■ **EXERCISE DIRECTIONS**
Count the lines in the records that contain the string "header" and give only the number.

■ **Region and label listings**

※ ※ ※

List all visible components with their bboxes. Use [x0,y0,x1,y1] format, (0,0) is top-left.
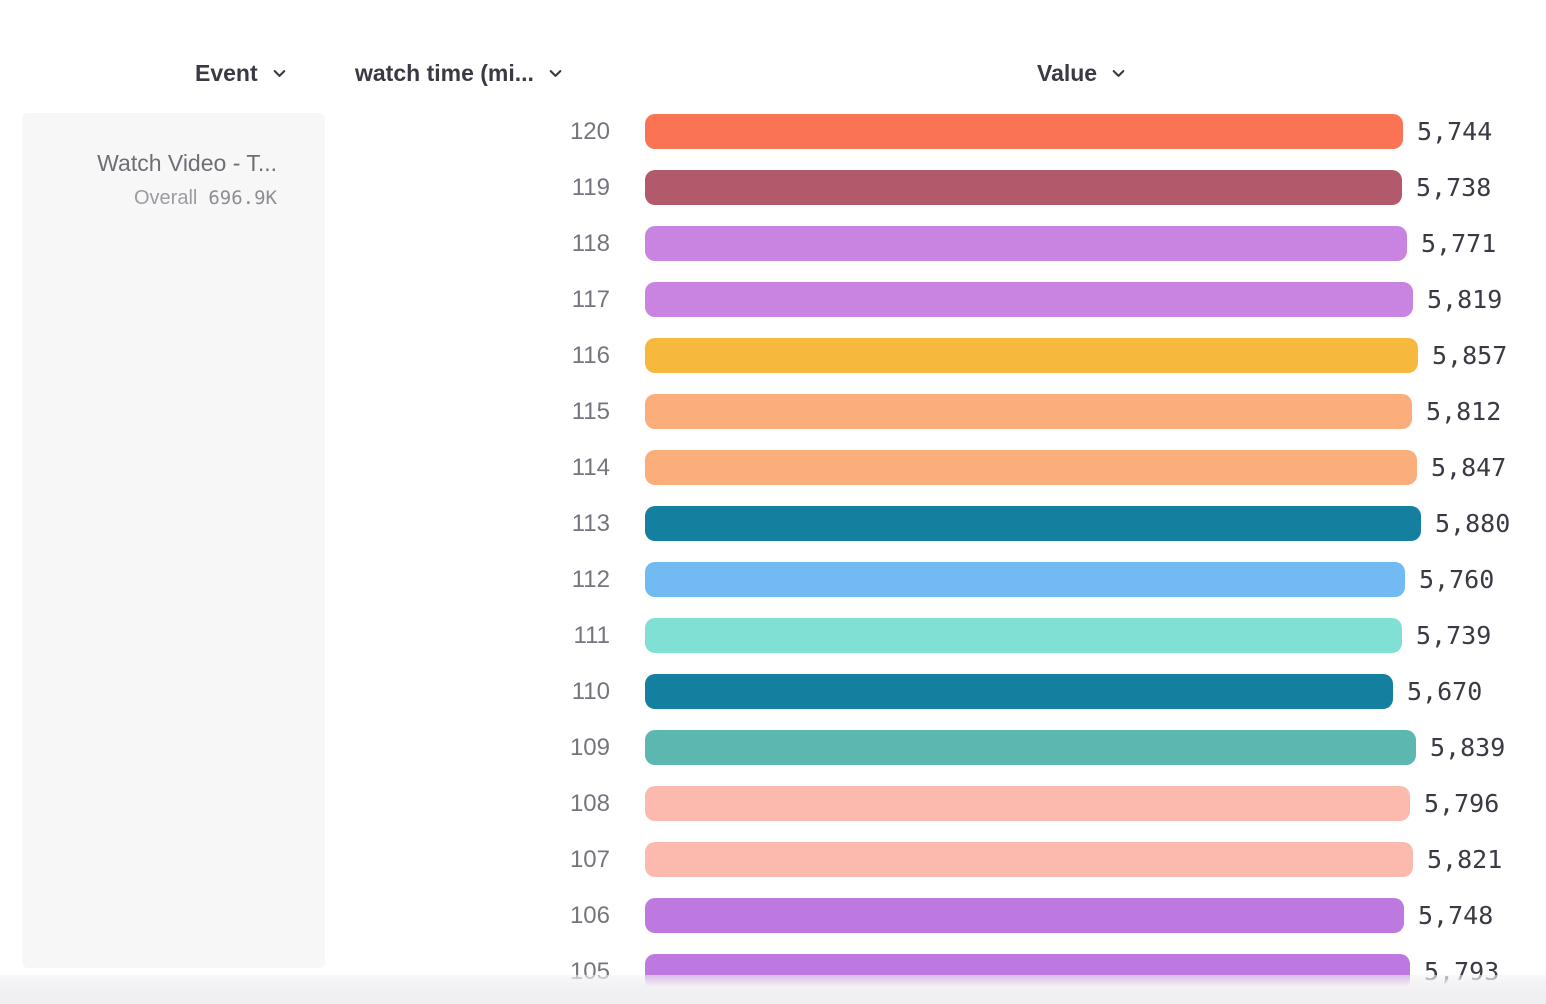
value-column-label: Value [1037,59,1098,86]
bar[interactable] [645,506,1421,541]
bar-category-label: 109 [569,734,610,761]
bar[interactable] [645,618,1402,653]
bar-row: 108 5,796 [0,786,1546,821]
bar[interactable] [645,394,1412,429]
bar-category-label: 117 [571,286,610,313]
bar-value-label: 5,819 [1427,285,1503,314]
bar-row: 113 5,880 [0,506,1546,541]
event-column-header[interactable]: Event [195,57,288,89]
bottom-fade [0,975,1546,1004]
bar-value-label: 5,739 [1416,621,1492,650]
bar-row: 119 5,738 [0,170,1546,205]
overall-value: 696.9K [208,187,277,209]
bar-category-label: 119 [571,174,610,201]
bar-value-label: 5,847 [1431,453,1507,482]
bar-row: 107 5,821 [0,842,1546,877]
bar-category-label: 108 [569,790,610,817]
bar-value-label: 5,748 [1418,901,1494,930]
bar-row: 112 5,760 [0,562,1546,597]
bar[interactable] [645,114,1403,149]
bar-row: 115 5,812 [0,394,1546,429]
bar[interactable] [645,898,1404,933]
bar[interactable] [645,842,1413,877]
bar[interactable] [645,170,1402,205]
bar-category-label: 107 [569,846,610,873]
chevron-down-icon [547,65,564,82]
bar-value-label: 5,771 [1421,229,1497,258]
bar-row: 111 5,739 [0,618,1546,653]
chevron-down-icon [271,65,288,82]
bar-row: 118 5,771 [0,226,1546,261]
bar-category-label: 118 [571,230,610,257]
bar-category-label: 116 [571,342,610,369]
bar-value-label: 5,760 [1419,565,1495,594]
bar[interactable] [645,282,1413,317]
event-column-label: Event [195,59,258,86]
bar[interactable] [645,674,1393,709]
bar-value-label: 5,670 [1407,677,1483,706]
bar[interactable] [645,786,1410,821]
bar-row: 120 5,744 [0,114,1546,149]
measure-column-header[interactable]: watch time (mi... [355,57,564,89]
chevron-down-icon [1110,65,1127,82]
bar-category-label: 114 [571,454,610,481]
bar-category-label: 110 [571,678,610,705]
measure-column-label: watch time (mi... [355,59,534,86]
bar-row: 117 5,819 [0,282,1546,317]
bar-category-label: 106 [569,902,610,929]
bar-category-label: 112 [571,566,610,593]
bar-value-label: 5,880 [1435,509,1511,538]
bar[interactable] [645,450,1417,485]
bar-category-label: 113 [571,510,610,537]
bar-category-label: 111 [573,622,610,649]
bar[interactable] [645,338,1418,373]
bar-category-label: 120 [569,118,610,145]
bar-row: 116 5,857 [0,338,1546,373]
bar-value-label: 5,812 [1426,397,1502,426]
bar-row: 110 5,670 [0,674,1546,709]
bar-value-label: 5,821 [1427,845,1503,874]
bar-category-label: 115 [571,398,610,425]
bar-row: 109 5,839 [0,730,1546,765]
bar[interactable] [645,730,1416,765]
event-summary-panel[interactable]: Watch Video - T... Overall 696.9K [22,113,325,968]
overall-row: Overall 696.9K [22,185,277,211]
bar-value-label: 5,839 [1430,733,1506,762]
bar[interactable] [645,226,1407,261]
value-column-header[interactable]: Value [1037,57,1127,89]
bar-value-label: 5,738 [1416,173,1492,202]
bar-row: 114 5,847 [0,450,1546,485]
overall-label: Overall [134,187,198,209]
bar-row: 106 5,748 [0,898,1546,933]
bar-value-label: 5,857 [1432,341,1508,370]
event-name: Watch Video - T... [97,150,277,176]
bar-value-label: 5,796 [1424,789,1500,818]
bar-value-label: 5,744 [1417,117,1493,146]
bar[interactable] [645,562,1405,597]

※ ※ ※

■ **WORKED ANSWER**
3